Thanks for adding value today.

m00dy

[flagged]

behnamoh

prodigies are amazing, but I often wonder what they end up doing later in life when the intelligence gap between them and their peers converges to zero.

miki123211

If they're lucky, the gap converges to zero because they surround themselves with more and more intelligent people as time passes. That's a recipe for success.

If they're unlucky, the gap converges to zero because they get used to not having to do much work, "fail upwards" because of the raw intelligence, and then can't keep up when surrounded by similarly intelligent people who actually do the work.

Failing at something you were told you were extremely good at, and hence based your entire identity around, is extremely difficult and demoralizing. Some people can never really recover from that, and AFAIK depression / suicide isn't unheard of.

Definitely not a problem for this particular kid though, "lack of hard work" and "coasting" is evidently not what this person is about.

THe middle scenario is kids that do the work, but stay in their community for economic / political / class / "born in the wrong place" reasons. Their talents are mostly squandered, but they might end up doing something very significant for the communities they're part of.

This used to be extremely common, a medieval peasant or ancient slave would most likely stay in their village, regardless of how much of a genius they were. The modern world made it much less so, and that's something worth celebrating.

msp26

Agreed, you put it well. It's really hard to develop a work ethic or learn how to study properly so late.

You lack all the foundational habits and are just used things working out naturally. There are zero consequences, only positive outcomes despite doing the bare minimum. And then it all goes to shit.

Record excerpts:

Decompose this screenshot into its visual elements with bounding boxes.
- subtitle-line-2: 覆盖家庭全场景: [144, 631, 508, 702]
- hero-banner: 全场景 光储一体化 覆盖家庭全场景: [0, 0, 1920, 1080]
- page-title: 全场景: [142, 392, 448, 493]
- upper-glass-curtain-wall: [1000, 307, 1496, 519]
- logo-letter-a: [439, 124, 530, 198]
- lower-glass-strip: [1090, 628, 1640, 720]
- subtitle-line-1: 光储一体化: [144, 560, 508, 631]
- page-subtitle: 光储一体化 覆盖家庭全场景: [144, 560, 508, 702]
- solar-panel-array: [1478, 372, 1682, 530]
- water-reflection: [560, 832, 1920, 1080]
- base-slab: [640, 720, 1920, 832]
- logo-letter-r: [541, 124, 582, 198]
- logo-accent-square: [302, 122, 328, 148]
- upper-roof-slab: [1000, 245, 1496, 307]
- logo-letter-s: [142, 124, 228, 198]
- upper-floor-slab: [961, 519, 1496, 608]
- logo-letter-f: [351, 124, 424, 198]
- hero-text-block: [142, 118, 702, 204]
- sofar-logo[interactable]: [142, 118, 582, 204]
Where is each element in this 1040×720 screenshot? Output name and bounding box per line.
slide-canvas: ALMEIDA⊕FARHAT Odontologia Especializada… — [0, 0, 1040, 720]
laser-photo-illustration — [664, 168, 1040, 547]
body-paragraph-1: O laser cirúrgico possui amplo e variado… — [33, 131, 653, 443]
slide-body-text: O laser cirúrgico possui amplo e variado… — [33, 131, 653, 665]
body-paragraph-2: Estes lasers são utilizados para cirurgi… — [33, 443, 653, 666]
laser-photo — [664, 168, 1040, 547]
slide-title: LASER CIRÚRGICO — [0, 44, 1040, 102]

Written instruction:
Answer briefly from the prodigies thread:
(a) In the lucky case, whom do prodigies surround themselves with as time passes?
(b) What would a medieval peasant or ancient slave most likely do, however much of a genius they were?
(c) What is really hard to do so late, according to the reply that begins "Agreed, you put it well"?

Solved exercise:
(a) More and more intelligent people.
(b) Stay in their village.
(c) Develop a work ethic or learn how to study properly.